WHAT YOU NEED TO DO —
Count every line that holds the string "เมตร", then give that number alone.

Dataset items:
============================================================
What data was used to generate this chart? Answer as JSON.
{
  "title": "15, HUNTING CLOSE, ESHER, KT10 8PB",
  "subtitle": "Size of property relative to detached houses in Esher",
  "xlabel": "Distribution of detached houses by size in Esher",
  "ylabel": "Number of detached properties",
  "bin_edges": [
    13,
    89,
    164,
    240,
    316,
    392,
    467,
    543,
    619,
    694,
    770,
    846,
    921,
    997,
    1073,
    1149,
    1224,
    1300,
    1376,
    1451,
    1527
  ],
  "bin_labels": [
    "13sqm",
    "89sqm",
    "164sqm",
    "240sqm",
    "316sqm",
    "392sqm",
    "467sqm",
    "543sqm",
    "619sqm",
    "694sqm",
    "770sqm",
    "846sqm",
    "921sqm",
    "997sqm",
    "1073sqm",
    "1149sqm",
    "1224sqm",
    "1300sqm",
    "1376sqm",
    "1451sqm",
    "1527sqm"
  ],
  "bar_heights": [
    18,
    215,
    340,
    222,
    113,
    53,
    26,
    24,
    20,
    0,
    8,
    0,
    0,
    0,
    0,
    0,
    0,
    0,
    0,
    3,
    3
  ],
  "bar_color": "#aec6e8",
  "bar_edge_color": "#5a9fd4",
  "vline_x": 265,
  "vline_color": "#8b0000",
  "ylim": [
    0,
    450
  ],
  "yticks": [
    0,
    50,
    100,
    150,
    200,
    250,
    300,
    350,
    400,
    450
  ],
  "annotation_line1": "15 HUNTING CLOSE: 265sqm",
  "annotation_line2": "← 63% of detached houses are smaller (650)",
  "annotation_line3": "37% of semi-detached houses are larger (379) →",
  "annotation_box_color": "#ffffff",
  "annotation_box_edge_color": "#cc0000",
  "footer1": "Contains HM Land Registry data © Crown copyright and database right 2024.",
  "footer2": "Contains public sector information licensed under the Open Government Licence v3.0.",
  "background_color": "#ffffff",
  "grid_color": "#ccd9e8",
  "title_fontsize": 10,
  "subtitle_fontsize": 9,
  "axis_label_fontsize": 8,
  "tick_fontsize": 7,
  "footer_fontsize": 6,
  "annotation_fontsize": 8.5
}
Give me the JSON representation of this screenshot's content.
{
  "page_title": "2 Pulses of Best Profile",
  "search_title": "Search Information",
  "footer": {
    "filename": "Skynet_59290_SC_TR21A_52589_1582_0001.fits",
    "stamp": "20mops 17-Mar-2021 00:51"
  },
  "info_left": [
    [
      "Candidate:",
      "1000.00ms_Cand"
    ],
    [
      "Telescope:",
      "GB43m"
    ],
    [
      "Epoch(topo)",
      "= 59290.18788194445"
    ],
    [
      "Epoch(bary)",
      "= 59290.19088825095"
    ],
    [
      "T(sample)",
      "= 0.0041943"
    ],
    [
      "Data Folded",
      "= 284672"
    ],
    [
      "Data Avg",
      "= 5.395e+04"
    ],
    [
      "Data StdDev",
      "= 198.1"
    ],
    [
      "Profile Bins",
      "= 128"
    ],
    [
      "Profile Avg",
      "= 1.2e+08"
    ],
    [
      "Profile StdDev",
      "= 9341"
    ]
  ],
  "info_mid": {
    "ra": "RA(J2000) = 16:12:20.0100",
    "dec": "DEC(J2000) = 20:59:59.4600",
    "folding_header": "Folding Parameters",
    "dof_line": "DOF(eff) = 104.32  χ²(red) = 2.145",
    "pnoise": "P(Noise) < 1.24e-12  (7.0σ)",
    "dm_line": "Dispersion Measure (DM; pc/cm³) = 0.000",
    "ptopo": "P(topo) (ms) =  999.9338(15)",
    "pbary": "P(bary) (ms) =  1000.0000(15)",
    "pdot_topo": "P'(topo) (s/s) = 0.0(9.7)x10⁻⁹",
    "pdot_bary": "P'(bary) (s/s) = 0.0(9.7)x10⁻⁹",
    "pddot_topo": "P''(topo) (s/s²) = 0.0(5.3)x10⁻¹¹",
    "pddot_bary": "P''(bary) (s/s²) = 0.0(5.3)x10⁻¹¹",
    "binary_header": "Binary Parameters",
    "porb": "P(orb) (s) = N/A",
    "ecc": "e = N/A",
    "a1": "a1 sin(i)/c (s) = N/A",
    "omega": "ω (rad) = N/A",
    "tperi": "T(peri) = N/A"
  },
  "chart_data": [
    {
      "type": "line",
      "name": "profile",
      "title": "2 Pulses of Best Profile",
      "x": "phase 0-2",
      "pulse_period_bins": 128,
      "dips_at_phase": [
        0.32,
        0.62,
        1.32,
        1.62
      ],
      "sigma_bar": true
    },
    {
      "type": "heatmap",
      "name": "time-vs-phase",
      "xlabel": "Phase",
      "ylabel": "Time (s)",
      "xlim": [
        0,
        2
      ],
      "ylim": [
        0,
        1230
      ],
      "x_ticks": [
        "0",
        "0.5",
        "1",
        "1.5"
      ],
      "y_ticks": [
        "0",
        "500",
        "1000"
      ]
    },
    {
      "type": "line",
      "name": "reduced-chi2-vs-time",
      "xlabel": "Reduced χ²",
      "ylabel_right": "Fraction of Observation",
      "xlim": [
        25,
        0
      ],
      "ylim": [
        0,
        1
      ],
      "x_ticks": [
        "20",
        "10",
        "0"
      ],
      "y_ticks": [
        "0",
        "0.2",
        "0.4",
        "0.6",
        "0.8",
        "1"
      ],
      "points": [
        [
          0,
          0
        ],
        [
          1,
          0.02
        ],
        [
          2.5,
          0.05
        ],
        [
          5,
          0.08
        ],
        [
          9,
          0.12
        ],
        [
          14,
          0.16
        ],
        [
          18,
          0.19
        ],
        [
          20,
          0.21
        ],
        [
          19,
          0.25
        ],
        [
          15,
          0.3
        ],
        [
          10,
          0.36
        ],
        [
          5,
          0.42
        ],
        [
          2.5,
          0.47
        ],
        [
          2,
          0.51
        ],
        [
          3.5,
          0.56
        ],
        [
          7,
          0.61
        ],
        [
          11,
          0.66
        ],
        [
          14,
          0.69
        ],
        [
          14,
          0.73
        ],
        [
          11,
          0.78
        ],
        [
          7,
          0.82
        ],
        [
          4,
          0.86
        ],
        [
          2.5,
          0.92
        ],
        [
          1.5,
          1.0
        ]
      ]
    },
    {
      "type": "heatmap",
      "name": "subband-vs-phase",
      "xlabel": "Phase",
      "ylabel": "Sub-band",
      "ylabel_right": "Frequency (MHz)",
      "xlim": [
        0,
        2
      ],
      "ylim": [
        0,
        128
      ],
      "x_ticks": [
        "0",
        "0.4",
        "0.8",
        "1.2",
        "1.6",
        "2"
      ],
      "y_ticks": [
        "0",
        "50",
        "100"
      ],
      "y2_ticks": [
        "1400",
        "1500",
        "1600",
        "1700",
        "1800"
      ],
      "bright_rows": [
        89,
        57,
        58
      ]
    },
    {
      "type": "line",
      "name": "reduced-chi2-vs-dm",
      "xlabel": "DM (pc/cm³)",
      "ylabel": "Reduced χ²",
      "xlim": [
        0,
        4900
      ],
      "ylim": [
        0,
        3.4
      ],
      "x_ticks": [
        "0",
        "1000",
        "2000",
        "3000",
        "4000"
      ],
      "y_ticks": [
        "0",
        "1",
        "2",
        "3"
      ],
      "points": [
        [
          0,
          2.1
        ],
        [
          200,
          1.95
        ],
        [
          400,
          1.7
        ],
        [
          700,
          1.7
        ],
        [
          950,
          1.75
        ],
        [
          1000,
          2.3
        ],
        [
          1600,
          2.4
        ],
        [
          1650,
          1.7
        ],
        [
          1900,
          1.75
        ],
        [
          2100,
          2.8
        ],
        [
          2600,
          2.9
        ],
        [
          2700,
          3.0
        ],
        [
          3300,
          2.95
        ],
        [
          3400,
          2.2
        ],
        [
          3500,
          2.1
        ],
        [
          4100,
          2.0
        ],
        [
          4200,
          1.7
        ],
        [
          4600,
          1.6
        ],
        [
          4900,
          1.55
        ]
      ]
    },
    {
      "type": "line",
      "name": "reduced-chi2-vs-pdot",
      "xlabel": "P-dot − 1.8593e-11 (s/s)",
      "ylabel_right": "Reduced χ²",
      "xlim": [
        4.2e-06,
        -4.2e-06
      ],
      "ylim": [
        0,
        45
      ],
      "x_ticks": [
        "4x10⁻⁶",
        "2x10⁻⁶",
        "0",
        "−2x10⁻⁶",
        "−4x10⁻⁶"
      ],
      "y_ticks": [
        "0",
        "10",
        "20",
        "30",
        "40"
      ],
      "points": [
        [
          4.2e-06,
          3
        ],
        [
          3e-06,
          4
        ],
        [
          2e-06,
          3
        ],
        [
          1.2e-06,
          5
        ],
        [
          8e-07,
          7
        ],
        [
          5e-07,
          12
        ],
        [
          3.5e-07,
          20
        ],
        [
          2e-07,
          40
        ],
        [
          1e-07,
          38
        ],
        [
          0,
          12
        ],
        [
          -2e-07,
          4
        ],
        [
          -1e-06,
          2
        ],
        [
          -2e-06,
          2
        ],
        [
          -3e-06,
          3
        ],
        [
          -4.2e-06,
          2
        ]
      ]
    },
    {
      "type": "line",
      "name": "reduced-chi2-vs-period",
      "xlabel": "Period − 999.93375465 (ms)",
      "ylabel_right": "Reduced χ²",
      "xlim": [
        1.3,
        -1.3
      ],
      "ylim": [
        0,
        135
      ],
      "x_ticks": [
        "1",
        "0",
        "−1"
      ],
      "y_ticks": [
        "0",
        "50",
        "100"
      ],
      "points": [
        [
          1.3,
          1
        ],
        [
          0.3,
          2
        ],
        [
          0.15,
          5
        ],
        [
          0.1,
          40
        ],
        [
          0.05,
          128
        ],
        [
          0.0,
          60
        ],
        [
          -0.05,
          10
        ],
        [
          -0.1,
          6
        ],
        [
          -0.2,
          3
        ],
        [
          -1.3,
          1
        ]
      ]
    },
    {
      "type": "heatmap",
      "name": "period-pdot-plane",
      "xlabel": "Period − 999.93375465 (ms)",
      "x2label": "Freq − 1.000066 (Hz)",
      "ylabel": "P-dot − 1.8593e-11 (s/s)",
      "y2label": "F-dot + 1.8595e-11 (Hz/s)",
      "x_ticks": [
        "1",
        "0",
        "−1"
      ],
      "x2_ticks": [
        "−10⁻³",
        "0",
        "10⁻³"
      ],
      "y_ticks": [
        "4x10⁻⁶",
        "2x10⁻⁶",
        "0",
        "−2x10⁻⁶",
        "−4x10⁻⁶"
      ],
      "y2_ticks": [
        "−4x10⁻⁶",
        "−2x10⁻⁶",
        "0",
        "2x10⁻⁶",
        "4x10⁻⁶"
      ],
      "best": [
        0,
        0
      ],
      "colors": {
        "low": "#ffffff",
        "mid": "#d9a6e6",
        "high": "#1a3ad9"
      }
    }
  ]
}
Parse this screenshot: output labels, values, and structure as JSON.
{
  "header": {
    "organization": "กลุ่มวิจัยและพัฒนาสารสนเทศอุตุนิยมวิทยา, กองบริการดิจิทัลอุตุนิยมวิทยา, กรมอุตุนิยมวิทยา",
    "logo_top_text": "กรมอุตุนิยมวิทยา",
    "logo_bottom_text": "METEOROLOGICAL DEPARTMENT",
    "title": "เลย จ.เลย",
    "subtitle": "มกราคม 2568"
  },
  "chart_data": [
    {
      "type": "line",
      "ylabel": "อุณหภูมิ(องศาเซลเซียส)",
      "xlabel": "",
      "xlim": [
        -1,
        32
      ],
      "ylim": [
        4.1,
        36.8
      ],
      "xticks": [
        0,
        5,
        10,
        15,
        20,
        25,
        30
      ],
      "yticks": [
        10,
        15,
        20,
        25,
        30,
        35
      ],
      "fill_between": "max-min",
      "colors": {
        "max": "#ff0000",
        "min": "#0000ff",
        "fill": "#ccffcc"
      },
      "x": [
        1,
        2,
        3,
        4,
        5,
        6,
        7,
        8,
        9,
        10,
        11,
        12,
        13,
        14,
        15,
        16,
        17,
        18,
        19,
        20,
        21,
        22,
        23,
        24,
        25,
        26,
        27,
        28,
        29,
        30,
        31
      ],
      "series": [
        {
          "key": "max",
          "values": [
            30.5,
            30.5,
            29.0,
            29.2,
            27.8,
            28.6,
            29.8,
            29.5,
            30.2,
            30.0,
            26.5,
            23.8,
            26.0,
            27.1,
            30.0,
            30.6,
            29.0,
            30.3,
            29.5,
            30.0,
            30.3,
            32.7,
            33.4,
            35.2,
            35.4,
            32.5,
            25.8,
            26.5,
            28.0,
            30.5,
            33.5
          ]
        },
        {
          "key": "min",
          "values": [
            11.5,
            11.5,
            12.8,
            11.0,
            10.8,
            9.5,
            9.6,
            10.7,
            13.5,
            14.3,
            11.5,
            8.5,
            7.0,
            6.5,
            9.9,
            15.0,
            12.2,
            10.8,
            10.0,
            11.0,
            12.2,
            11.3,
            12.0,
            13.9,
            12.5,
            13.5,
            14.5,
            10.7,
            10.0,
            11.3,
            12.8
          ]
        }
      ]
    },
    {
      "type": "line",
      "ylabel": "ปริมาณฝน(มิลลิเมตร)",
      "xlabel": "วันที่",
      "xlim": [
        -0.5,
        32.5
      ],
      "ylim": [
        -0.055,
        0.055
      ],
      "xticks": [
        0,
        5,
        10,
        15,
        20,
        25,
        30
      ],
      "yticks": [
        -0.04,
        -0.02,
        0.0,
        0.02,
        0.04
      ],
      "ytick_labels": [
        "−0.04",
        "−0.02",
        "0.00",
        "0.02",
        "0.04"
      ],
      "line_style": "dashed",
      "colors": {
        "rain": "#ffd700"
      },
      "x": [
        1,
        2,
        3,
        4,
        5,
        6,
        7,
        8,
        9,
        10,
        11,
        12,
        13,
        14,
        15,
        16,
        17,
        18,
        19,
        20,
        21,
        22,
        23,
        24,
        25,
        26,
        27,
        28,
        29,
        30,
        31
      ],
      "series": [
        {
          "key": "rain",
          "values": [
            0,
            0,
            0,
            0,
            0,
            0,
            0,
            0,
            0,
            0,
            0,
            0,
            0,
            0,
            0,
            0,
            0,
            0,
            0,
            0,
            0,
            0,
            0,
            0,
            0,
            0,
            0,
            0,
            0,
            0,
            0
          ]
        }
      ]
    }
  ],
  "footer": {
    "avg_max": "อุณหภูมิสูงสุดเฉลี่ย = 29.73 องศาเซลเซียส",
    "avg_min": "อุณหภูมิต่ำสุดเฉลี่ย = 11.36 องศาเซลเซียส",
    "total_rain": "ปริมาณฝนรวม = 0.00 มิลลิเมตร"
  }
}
============================================================
THE RESULT —
2